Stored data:
## begin
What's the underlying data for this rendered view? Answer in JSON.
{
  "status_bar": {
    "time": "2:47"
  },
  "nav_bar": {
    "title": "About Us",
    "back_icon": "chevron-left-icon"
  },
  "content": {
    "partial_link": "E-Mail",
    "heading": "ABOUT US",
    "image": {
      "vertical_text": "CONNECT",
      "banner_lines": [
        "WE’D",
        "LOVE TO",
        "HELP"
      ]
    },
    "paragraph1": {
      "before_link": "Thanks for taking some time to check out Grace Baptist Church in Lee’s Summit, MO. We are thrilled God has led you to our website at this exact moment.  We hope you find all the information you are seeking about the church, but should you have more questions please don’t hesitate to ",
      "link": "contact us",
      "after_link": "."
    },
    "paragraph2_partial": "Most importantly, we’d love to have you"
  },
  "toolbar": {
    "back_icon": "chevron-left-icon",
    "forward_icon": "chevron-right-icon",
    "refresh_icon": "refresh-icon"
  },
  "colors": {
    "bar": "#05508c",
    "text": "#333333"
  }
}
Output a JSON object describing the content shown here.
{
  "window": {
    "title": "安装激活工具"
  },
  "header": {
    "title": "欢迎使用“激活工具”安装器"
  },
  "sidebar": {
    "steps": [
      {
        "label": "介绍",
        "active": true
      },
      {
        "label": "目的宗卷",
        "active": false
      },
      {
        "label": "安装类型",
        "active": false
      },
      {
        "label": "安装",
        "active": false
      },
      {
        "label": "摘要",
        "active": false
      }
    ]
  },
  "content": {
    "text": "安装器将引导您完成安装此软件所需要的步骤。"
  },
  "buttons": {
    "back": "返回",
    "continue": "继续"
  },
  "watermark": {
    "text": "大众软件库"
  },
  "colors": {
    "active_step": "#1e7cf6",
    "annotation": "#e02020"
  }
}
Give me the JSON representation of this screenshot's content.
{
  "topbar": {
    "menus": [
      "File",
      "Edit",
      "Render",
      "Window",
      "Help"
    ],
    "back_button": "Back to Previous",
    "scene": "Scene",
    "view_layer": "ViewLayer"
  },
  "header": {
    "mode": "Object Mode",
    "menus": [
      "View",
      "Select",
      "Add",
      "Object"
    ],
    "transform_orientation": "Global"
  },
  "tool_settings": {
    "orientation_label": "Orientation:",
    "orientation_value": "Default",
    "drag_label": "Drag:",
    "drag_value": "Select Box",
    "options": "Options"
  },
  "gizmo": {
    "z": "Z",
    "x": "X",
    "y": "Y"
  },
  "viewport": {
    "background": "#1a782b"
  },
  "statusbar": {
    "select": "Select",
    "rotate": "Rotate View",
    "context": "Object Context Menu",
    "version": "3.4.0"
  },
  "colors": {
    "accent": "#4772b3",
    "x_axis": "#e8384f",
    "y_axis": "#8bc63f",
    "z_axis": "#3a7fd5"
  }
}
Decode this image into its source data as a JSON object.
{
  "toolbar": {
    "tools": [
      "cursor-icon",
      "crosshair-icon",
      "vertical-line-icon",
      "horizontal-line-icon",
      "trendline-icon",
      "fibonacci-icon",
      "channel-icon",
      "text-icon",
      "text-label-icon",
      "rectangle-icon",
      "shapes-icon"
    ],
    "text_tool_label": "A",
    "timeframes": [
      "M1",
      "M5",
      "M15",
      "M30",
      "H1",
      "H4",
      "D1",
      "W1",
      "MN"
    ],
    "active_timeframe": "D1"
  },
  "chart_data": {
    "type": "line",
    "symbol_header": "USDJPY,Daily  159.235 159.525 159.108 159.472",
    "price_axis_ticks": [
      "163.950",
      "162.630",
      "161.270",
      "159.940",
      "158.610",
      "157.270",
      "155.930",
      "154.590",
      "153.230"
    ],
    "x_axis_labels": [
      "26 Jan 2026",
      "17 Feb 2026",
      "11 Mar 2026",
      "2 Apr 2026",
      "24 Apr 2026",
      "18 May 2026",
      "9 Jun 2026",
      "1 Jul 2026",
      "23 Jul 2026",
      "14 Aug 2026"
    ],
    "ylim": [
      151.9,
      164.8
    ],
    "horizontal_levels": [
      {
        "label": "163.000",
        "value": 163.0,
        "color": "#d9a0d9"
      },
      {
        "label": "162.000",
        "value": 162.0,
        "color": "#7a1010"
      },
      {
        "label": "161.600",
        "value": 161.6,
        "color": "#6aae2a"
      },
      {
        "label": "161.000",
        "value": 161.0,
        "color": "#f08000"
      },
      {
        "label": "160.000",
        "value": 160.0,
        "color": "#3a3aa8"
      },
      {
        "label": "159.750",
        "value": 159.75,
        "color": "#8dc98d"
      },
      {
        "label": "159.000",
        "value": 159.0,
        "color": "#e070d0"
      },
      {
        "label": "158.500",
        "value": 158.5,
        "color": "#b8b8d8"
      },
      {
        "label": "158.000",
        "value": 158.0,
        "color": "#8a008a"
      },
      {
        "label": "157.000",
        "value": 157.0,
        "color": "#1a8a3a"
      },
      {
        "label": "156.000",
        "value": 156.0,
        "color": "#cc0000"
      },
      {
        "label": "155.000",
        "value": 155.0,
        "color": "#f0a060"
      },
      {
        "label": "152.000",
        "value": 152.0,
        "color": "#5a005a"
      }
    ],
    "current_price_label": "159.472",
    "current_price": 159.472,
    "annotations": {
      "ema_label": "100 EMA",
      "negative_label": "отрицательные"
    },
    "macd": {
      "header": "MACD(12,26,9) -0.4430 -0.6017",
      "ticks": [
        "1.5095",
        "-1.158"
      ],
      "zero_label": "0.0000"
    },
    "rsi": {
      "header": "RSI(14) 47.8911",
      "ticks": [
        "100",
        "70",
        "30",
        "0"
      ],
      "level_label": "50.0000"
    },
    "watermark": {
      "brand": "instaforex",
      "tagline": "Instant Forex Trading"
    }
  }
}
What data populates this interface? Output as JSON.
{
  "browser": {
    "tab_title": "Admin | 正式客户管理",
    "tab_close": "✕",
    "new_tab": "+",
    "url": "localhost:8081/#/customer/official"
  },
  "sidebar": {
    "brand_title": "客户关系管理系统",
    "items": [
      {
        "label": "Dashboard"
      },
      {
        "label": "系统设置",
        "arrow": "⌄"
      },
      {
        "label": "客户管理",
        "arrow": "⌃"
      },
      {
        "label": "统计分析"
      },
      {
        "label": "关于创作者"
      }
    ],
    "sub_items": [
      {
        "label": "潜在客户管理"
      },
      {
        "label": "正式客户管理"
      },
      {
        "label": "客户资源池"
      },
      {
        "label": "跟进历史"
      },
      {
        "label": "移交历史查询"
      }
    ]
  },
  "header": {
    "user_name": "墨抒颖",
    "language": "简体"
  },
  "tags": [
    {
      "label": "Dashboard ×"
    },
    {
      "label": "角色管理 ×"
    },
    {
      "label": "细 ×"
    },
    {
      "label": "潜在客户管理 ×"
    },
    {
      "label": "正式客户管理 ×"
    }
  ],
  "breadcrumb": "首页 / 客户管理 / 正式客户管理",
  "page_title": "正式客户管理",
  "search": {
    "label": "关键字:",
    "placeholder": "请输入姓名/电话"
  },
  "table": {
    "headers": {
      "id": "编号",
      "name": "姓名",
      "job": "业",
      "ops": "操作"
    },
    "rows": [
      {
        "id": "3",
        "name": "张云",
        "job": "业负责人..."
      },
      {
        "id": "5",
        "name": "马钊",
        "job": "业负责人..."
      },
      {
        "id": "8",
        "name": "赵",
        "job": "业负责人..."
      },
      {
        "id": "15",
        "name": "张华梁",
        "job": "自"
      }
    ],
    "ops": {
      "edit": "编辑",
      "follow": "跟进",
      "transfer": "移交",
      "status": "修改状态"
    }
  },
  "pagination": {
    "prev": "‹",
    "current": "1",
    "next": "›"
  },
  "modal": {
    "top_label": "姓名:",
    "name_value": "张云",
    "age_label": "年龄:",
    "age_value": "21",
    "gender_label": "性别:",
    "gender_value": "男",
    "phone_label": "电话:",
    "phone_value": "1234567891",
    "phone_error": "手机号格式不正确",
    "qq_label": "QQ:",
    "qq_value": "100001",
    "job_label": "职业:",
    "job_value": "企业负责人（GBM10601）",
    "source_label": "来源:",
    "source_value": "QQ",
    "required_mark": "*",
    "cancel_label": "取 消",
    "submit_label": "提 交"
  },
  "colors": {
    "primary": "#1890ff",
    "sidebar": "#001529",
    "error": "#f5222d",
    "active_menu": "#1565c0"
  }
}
## end
THE REQUEST - Gather each line that holds "What".

TASK OUTPUT -
What's the underlying data for this rendered view? Answer in JSON.
What data populates this interface? Output as JSON.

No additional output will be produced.